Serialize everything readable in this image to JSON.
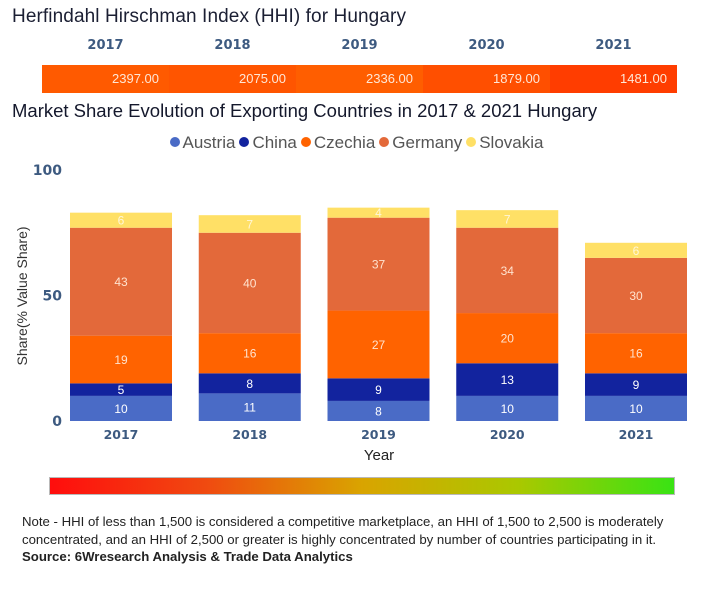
{
  "hhi": {
    "title": "Herfindahl Hirschman Index (HHI) for Hungary",
    "years": [
      "2017",
      "2018",
      "2019",
      "2020",
      "2021"
    ],
    "values": [
      "2397.00",
      "2075.00",
      "2336.00",
      "1879.00",
      "1481.00"
    ],
    "cell_colors": [
      "#ff5a00",
      "#ff5500",
      "#ff5e00",
      "#ff4f00",
      "#ff3d00"
    ]
  },
  "chart_data": {
    "type": "bar",
    "stacked": true,
    "title": "Market Share Evolution of Exporting Countries in 2017 & 2021 Hungary",
    "xlabel": "Year",
    "ylabel": "Share(% Value Share)",
    "ylim": [
      0,
      100
    ],
    "yticks": [
      "0",
      "50",
      "100"
    ],
    "grid": false,
    "legend_position": "top-center",
    "categories": [
      "2017",
      "2018",
      "2019",
      "2020",
      "2021"
    ],
    "series": [
      {
        "name": "Austria",
        "color": "#4a6bc6",
        "values": [
          10,
          11,
          8,
          10,
          10
        ]
      },
      {
        "name": "China",
        "color": "#12239e",
        "values": [
          5,
          8,
          9,
          13,
          9
        ]
      },
      {
        "name": "Czechia",
        "color": "#ff6300",
        "values": [
          19,
          16,
          27,
          20,
          16
        ]
      },
      {
        "name": "Germany",
        "color": "#e3693a",
        "values": [
          43,
          40,
          37,
          34,
          30
        ]
      },
      {
        "name": "Slovakia",
        "color": "#ffe066",
        "values": [
          6,
          7,
          4,
          7,
          6
        ]
      }
    ]
  },
  "scale_bar": {
    "gradient": [
      "#ff0d0d",
      "#d9a400",
      "#39e314"
    ]
  },
  "footer": {
    "note": "Note - HHI of less than 1,500 is considered a competitive marketplace, an HHI of 1,500 to 2,500 is moderately concentrated, and an HHI of 2,500 or greater is highly concentrated by number of countries participating in it.",
    "source": "Source: 6Wresearch Analysis & Trade Data Analytics"
  }
}
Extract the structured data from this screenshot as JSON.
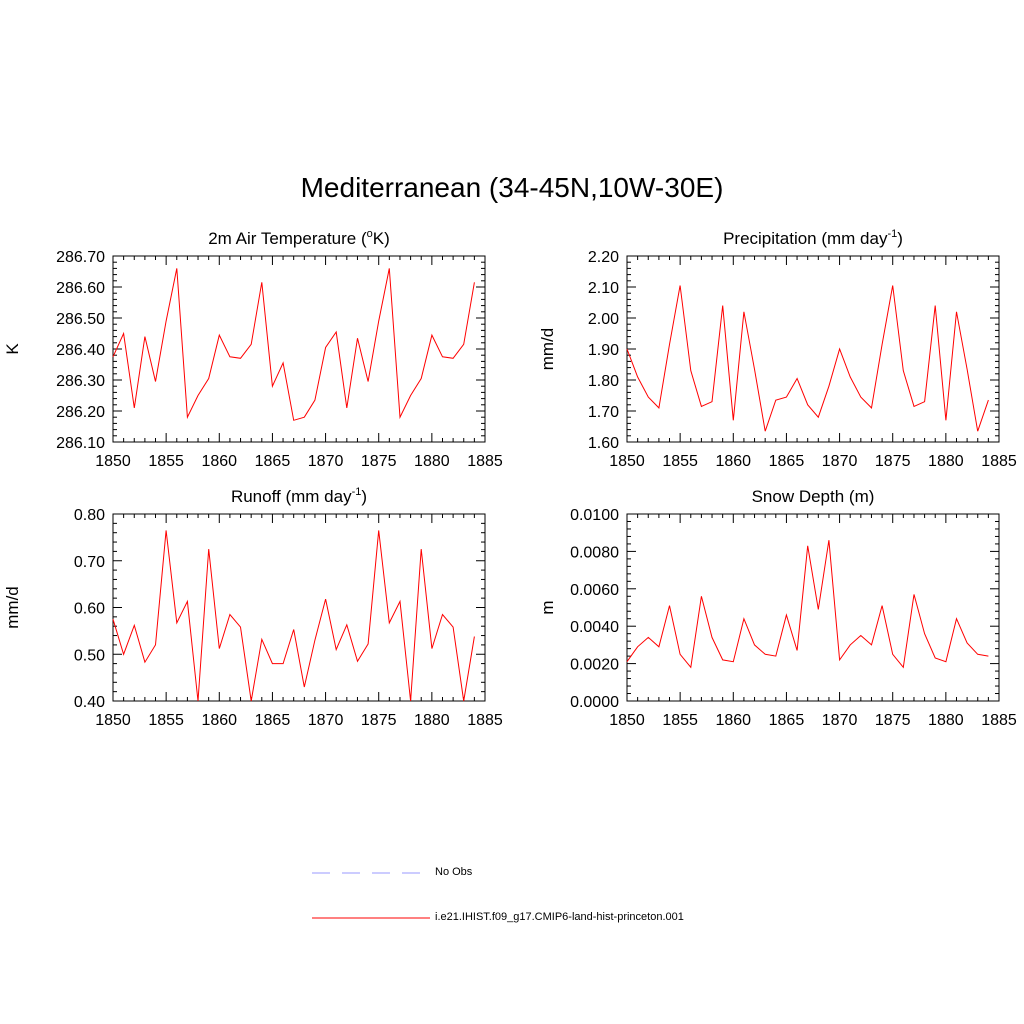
{
  "title": "Mediterranean (34-45N,10W-30E)",
  "colors": {
    "model": "#ff0000",
    "obs": "#9999ff",
    "axis": "#000000"
  },
  "legend": {
    "obs_label": "No Obs",
    "model_label": "i.e21.IHIST.f09_g17.CMIP6-land-hist-princeton.001"
  },
  "chart_data": [
    {
      "type": "line",
      "title": "2m Air Temperature (",
      "title_sup": "o",
      "title_after": "K)",
      "ylabel": "K",
      "xlim": [
        1850,
        1885
      ],
      "ylim": [
        286.1,
        286.7
      ],
      "yticks": [
        "286.10",
        "286.20",
        "286.30",
        "286.40",
        "286.50",
        "286.60",
        "286.70"
      ],
      "xticks": [
        "1850",
        "1855",
        "1860",
        "1865",
        "1870",
        "1875",
        "1880",
        "1885"
      ],
      "x": [
        1850,
        1851,
        1852,
        1853,
        1854,
        1855,
        1856,
        1857,
        1858,
        1859,
        1860,
        1861,
        1862,
        1863,
        1864,
        1865,
        1866,
        1867,
        1868,
        1869,
        1870,
        1871,
        1872,
        1873,
        1874,
        1875,
        1876,
        1877,
        1878,
        1879,
        1880,
        1881,
        1882,
        1883,
        1884
      ],
      "series": [
        {
          "values": [
            286.375,
            286.45,
            286.21,
            286.44,
            286.295,
            286.49,
            286.66,
            286.18,
            286.25,
            286.305,
            286.445,
            286.375,
            286.37,
            286.415,
            286.615,
            286.28,
            286.355,
            286.17,
            286.18,
            286.235,
            286.405,
            286.455,
            286.21,
            286.435,
            286.295,
            286.49,
            286.66,
            286.18,
            286.25,
            286.305,
            286.445,
            286.375,
            286.37,
            286.415,
            286.615
          ]
        }
      ]
    },
    {
      "type": "line",
      "title": "Precipitation (mm day",
      "title_sup": "-1",
      "title_after": ")",
      "ylabel": "mm/d",
      "xlim": [
        1850,
        1885
      ],
      "ylim": [
        1.6,
        2.2
      ],
      "yticks": [
        "1.60",
        "1.70",
        "1.80",
        "1.90",
        "2.00",
        "2.10",
        "2.20"
      ],
      "xticks": [
        "1850",
        "1855",
        "1860",
        "1865",
        "1870",
        "1875",
        "1880",
        "1885"
      ],
      "x": [
        1850,
        1851,
        1852,
        1853,
        1854,
        1855,
        1856,
        1857,
        1858,
        1859,
        1860,
        1861,
        1862,
        1863,
        1864,
        1865,
        1866,
        1867,
        1868,
        1869,
        1870,
        1871,
        1872,
        1873,
        1874,
        1875,
        1876,
        1877,
        1878,
        1879,
        1880,
        1881,
        1882,
        1883,
        1884
      ],
      "series": [
        {
          "values": [
            1.9,
            1.81,
            1.745,
            1.71,
            1.915,
            2.105,
            1.83,
            1.715,
            1.73,
            2.04,
            1.67,
            2.02,
            1.835,
            1.635,
            1.735,
            1.745,
            1.805,
            1.72,
            1.68,
            1.78,
            1.9,
            1.81,
            1.745,
            1.71,
            1.915,
            2.105,
            1.83,
            1.715,
            1.73,
            2.04,
            1.67,
            2.02,
            1.835,
            1.635,
            1.735
          ]
        }
      ]
    },
    {
      "type": "line",
      "title": "Runoff (mm day",
      "title_sup": "-1",
      "title_after": ")",
      "ylabel": "mm/d",
      "xlim": [
        1850,
        1885
      ],
      "ylim": [
        0.4,
        0.8
      ],
      "yticks": [
        "0.40",
        "0.50",
        "0.60",
        "0.70",
        "0.80"
      ],
      "xticks": [
        "1850",
        "1855",
        "1860",
        "1865",
        "1870",
        "1875",
        "1880",
        "1885"
      ],
      "x": [
        1850,
        1851,
        1852,
        1853,
        1854,
        1855,
        1856,
        1857,
        1858,
        1859,
        1860,
        1861,
        1862,
        1863,
        1864,
        1865,
        1866,
        1867,
        1868,
        1869,
        1870,
        1871,
        1872,
        1873,
        1874,
        1875,
        1876,
        1877,
        1878,
        1879,
        1880,
        1881,
        1882,
        1883,
        1884
      ],
      "series": [
        {
          "values": [
            0.575,
            0.5,
            0.562,
            0.483,
            0.52,
            0.765,
            0.567,
            0.613,
            0.4,
            0.725,
            0.512,
            0.585,
            0.558,
            0.4,
            0.532,
            0.48,
            0.48,
            0.553,
            0.43,
            0.53,
            0.618,
            0.51,
            0.563,
            0.485,
            0.522,
            0.765,
            0.567,
            0.613,
            0.4,
            0.725,
            0.512,
            0.585,
            0.558,
            0.4,
            0.538
          ]
        }
      ]
    },
    {
      "type": "line",
      "title": "Snow Depth (m)",
      "title_sup": "",
      "title_after": "",
      "ylabel": "m",
      "xlim": [
        1850,
        1885
      ],
      "ylim": [
        0.0,
        0.01
      ],
      "yticks": [
        "0.0000",
        "0.0020",
        "0.0040",
        "0.0060",
        "0.0080",
        "0.0100"
      ],
      "xticks": [
        "1850",
        "1855",
        "1860",
        "1865",
        "1870",
        "1875",
        "1880",
        "1885"
      ],
      "x": [
        1850,
        1851,
        1852,
        1853,
        1854,
        1855,
        1856,
        1857,
        1858,
        1859,
        1860,
        1861,
        1862,
        1863,
        1864,
        1865,
        1866,
        1867,
        1868,
        1869,
        1870,
        1871,
        1872,
        1873,
        1874,
        1875,
        1876,
        1877,
        1878,
        1879,
        1880,
        1881,
        1882,
        1883,
        1884
      ],
      "series": [
        {
          "values": [
            0.0021,
            0.0029,
            0.0034,
            0.0029,
            0.0051,
            0.0025,
            0.0018,
            0.0056,
            0.0034,
            0.0022,
            0.0021,
            0.0044,
            0.003,
            0.0025,
            0.0024,
            0.0046,
            0.0027,
            0.0083,
            0.0049,
            0.0086,
            0.0022,
            0.003,
            0.0035,
            0.003,
            0.0051,
            0.0025,
            0.0018,
            0.0057,
            0.0036,
            0.0023,
            0.0021,
            0.0044,
            0.0031,
            0.0025,
            0.0024
          ]
        }
      ]
    }
  ]
}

..............................

Say the number of lines in the records above that include the string "Share", and no more.

§ **Written reply**
2